Dataset records:
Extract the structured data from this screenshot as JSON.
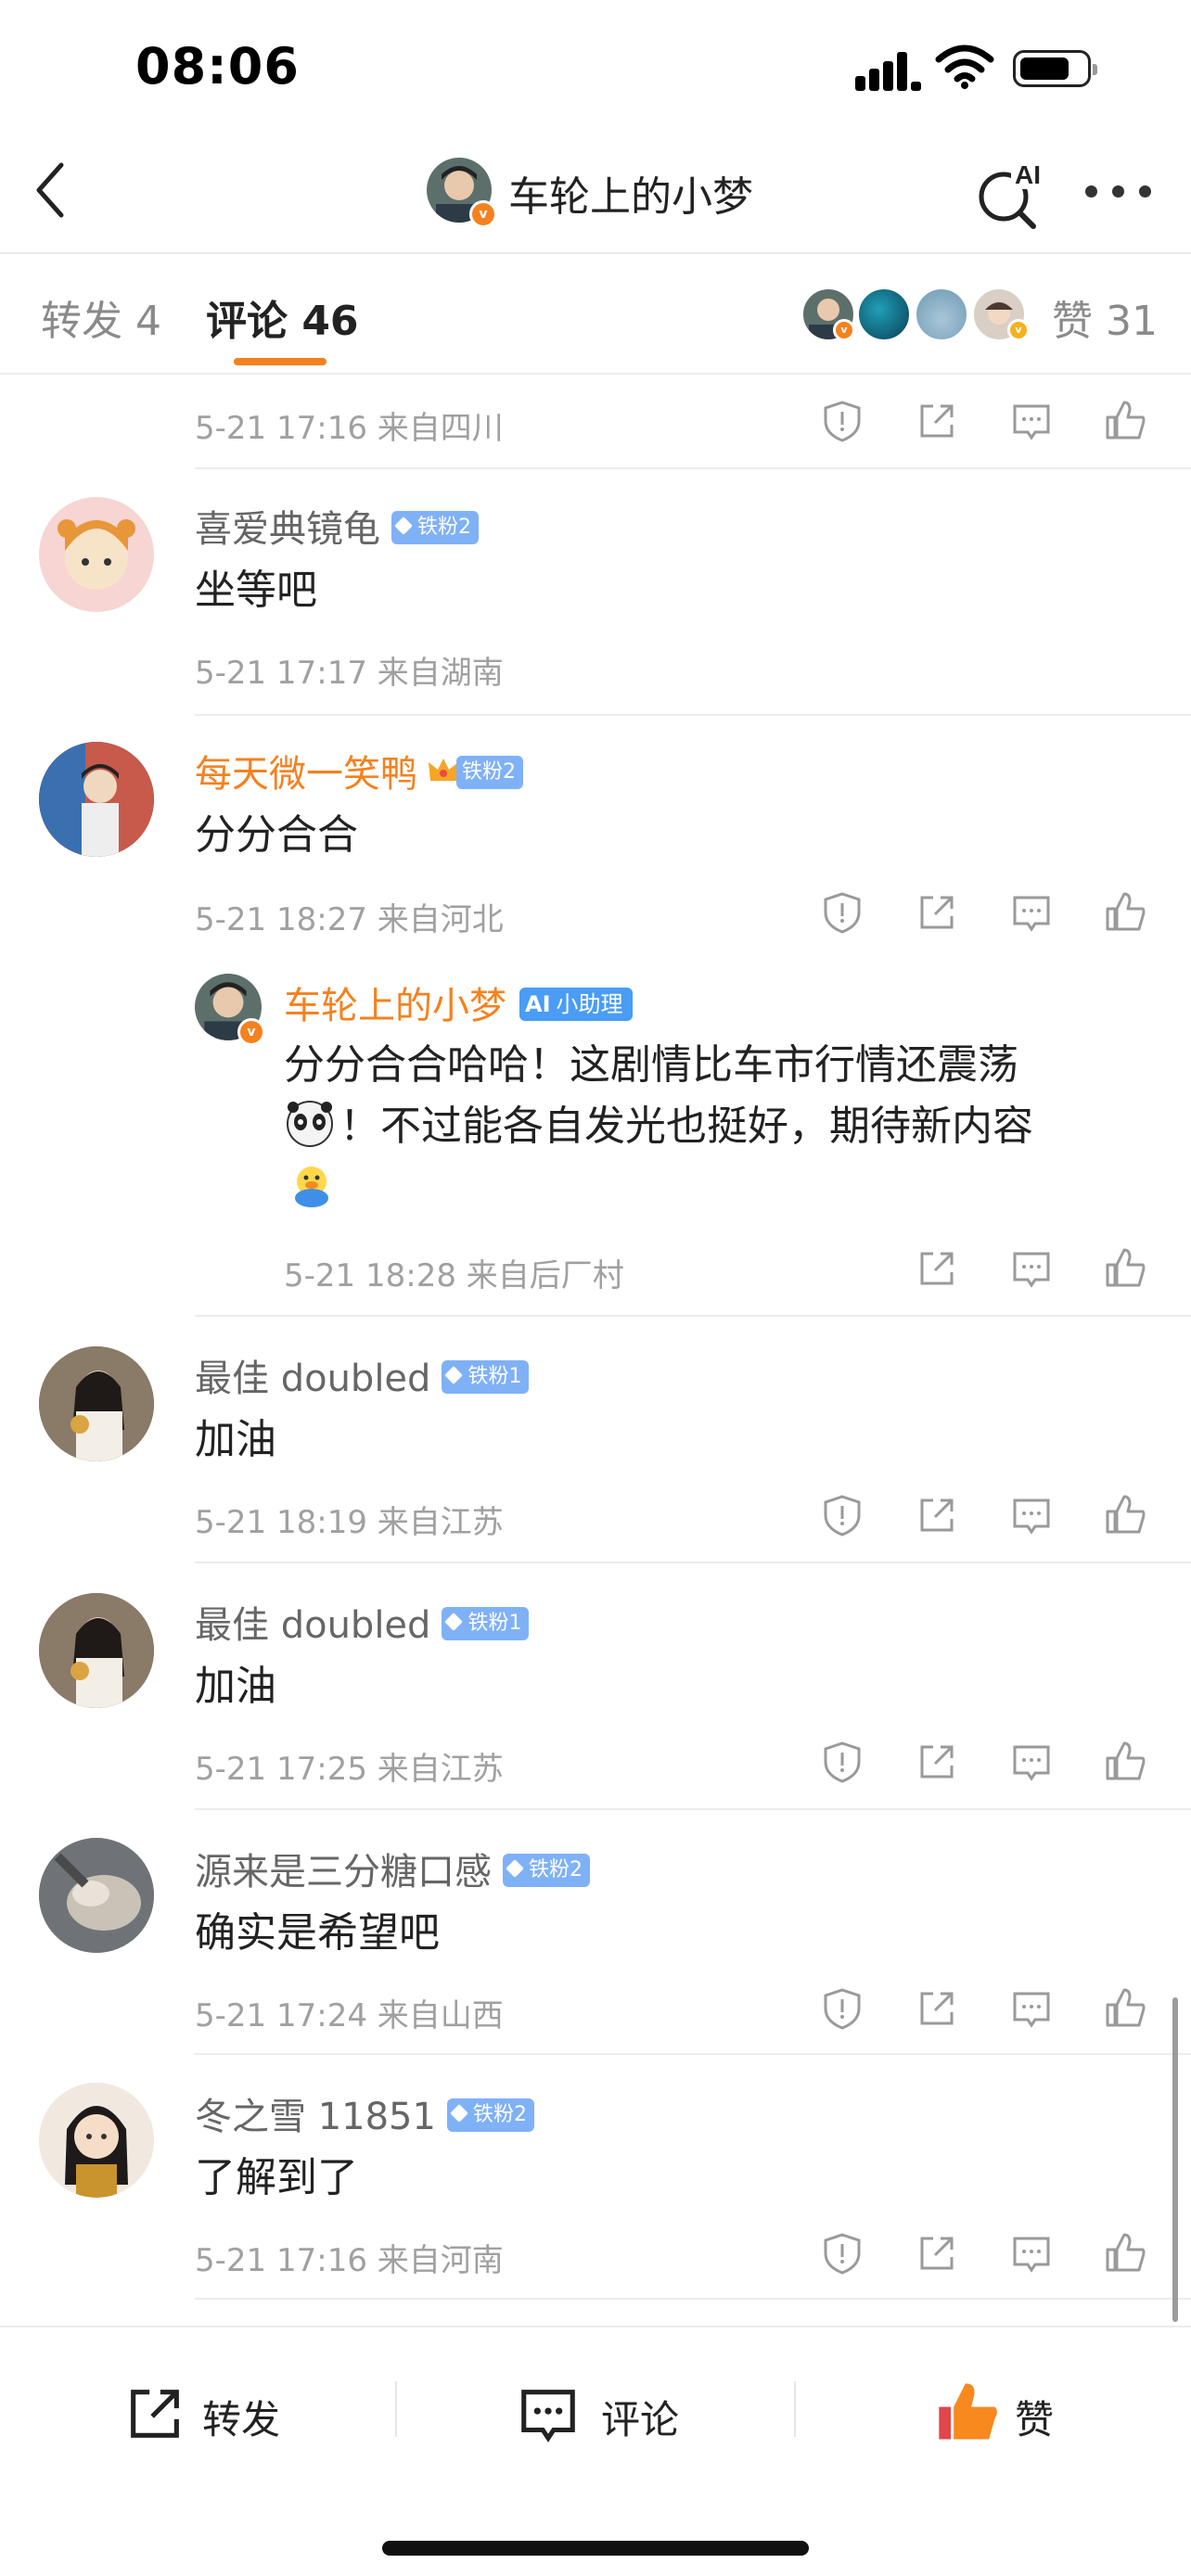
{
  "status_bar": {
    "time": "08:06"
  },
  "nav": {
    "title": "车轮上的小梦",
    "ai_label": "AI"
  },
  "tabs": [
    {
      "label": "转发 4"
    },
    {
      "label": "评论 46"
    }
  ],
  "likes_label": "赞 31",
  "colors": {
    "accent": "#f5811f",
    "fan_badge": "#7fb1f7",
    "ai_badge": "#4a9cf5"
  },
  "top_meta": "5-21 17:16  来自四川",
  "comments": [
    {
      "name": "喜爱典镜龟",
      "badge": "铁粉2",
      "text": "坐等吧",
      "meta": "5-21 17:17  来自湖南"
    },
    {
      "name": "每天微一笑鸭",
      "badge": "铁粉2",
      "text": "分分合合",
      "meta": "5-21 18:27  来自河北"
    },
    {
      "name": "最佳 doubled",
      "badge": "铁粉1",
      "text": "加油",
      "meta": "5-21 18:19  来自江苏"
    },
    {
      "name": "最佳 doubled",
      "badge": "铁粉1",
      "text": "加油",
      "meta": "5-21 17:25  来自江苏"
    },
    {
      "name": "源来是三分糖口感",
      "badge": "铁粉2",
      "text": "确实是希望吧",
      "meta": "5-21 17:24  来自山西"
    },
    {
      "name": "冬之雪 11851",
      "badge": "铁粉2",
      "text": "了解到了",
      "meta": "5-21 17:16  来自河南"
    }
  ],
  "reply": {
    "name": "车轮上的小梦",
    "badge": "小助理",
    "line1": "分分合合哈哈！这剧情比车市行情还震荡",
    "line2": "！不过能各自发光也挺好，期待新内容",
    "meta": "5-21 18:28  来自后厂村"
  },
  "bottom_bar": {
    "repost": "转发",
    "comment": "评论",
    "like": "赞"
  }
}
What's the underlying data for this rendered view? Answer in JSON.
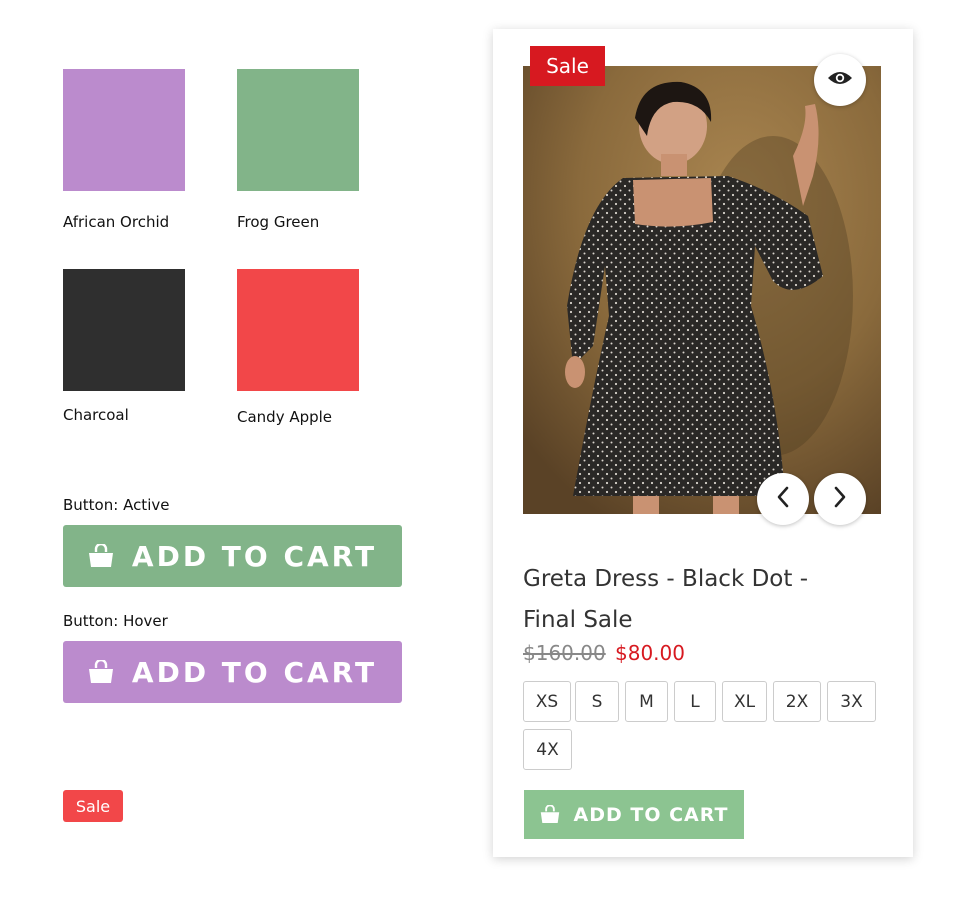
{
  "swatches": [
    {
      "name": "African Orchid",
      "color": "#bb8bcd"
    },
    {
      "name": "Frog Green",
      "color": "#82b489"
    },
    {
      "name": "Charcoal",
      "color": "#2f2f2f"
    },
    {
      "name": "Candy Apple",
      "color": "#f24749"
    }
  ],
  "buttons": {
    "active_label": "Button: Active",
    "active_text": "ADD TO CART",
    "active_color": "#82b489",
    "hover_label": "Button: Hover",
    "hover_text": "ADD TO CART",
    "hover_color": "#bb8bcd"
  },
  "sale_badge": "Sale",
  "product": {
    "sale_tag": "Sale",
    "title": "Greta Dress - Black Dot - Final Sale",
    "price_original": "$160.00",
    "price_sale": "$80.00",
    "sizes": [
      "XS",
      "S",
      "M",
      "L",
      "XL",
      "2X",
      "3X",
      "4X"
    ],
    "add_to_cart": "ADD TO CART",
    "icons": {
      "quick_view": "eye-icon",
      "prev": "chevron-left-icon",
      "next": "chevron-right-icon",
      "cart": "shopping-bag-icon"
    }
  }
}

> Requirements: Copy out every line that includes the word "name".

> Task response:
      "name": "喜爱典镜龟",
      "name": "每天微一笑鸭",
      "name": "最佳 doubled",
      "name": "最佳 doubled",
      "name": "源来是三分糖口感",
      "name": "冬之雪 11851",
    "name": "车轮上的小梦",
      "name": "African Orchid",
      "name": "Frog Green",
      "name": "Charcoal",
      "name": "Candy Apple",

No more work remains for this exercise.